# Data rows start
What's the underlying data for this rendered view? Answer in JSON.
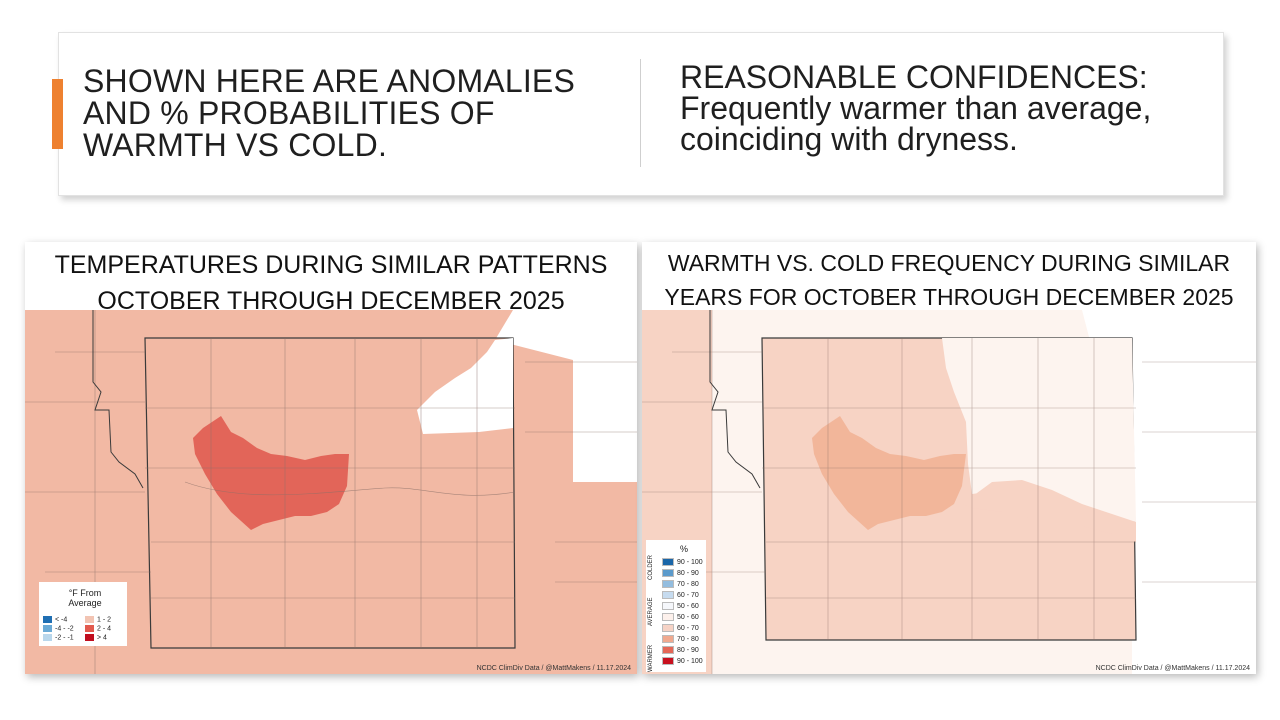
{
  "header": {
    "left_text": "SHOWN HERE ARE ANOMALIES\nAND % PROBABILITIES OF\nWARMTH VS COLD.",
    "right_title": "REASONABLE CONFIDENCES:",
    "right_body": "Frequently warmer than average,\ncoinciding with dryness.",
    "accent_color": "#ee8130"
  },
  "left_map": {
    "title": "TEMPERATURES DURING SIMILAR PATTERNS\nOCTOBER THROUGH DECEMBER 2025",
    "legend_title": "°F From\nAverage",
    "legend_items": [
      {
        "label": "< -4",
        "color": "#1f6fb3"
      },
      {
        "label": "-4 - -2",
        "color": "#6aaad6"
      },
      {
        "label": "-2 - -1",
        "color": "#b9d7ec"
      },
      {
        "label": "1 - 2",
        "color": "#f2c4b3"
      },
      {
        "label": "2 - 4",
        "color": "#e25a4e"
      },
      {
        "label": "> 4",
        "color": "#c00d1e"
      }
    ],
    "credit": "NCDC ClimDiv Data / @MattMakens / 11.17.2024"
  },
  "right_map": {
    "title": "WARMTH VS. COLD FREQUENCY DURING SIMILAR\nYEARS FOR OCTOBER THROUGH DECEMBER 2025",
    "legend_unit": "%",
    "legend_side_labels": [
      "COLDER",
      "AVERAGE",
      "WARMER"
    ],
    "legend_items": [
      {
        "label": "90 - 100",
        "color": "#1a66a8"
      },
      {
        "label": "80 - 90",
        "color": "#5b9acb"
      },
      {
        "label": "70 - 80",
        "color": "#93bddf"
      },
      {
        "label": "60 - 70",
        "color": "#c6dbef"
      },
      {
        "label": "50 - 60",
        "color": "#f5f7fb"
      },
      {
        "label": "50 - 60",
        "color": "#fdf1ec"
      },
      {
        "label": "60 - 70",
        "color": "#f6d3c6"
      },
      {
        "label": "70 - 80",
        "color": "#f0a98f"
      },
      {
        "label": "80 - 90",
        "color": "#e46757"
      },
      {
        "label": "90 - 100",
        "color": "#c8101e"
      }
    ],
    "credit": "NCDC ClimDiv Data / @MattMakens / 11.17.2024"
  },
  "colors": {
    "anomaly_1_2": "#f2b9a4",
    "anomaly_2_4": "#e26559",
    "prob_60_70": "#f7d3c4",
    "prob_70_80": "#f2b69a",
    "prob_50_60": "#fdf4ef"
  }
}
# Data rows end
# Data rows start
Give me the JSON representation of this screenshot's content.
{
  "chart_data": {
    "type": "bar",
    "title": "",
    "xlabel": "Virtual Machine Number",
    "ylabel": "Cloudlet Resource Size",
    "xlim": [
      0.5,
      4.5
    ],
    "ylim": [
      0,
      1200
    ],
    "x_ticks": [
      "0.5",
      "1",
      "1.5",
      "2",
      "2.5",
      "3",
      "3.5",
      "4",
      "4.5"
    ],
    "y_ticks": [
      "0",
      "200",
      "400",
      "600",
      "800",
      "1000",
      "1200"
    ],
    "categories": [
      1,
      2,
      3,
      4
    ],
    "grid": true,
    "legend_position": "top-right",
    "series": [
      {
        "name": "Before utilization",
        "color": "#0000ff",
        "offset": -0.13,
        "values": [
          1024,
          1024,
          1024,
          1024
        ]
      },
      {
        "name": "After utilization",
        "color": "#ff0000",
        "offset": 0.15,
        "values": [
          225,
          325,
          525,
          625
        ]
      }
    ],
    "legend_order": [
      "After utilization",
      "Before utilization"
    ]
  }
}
# Data rows end
### Do this:
Of the lines in the listing, how many hold the word "utilization"? Nothing but the number is needed.

### Written solution:
4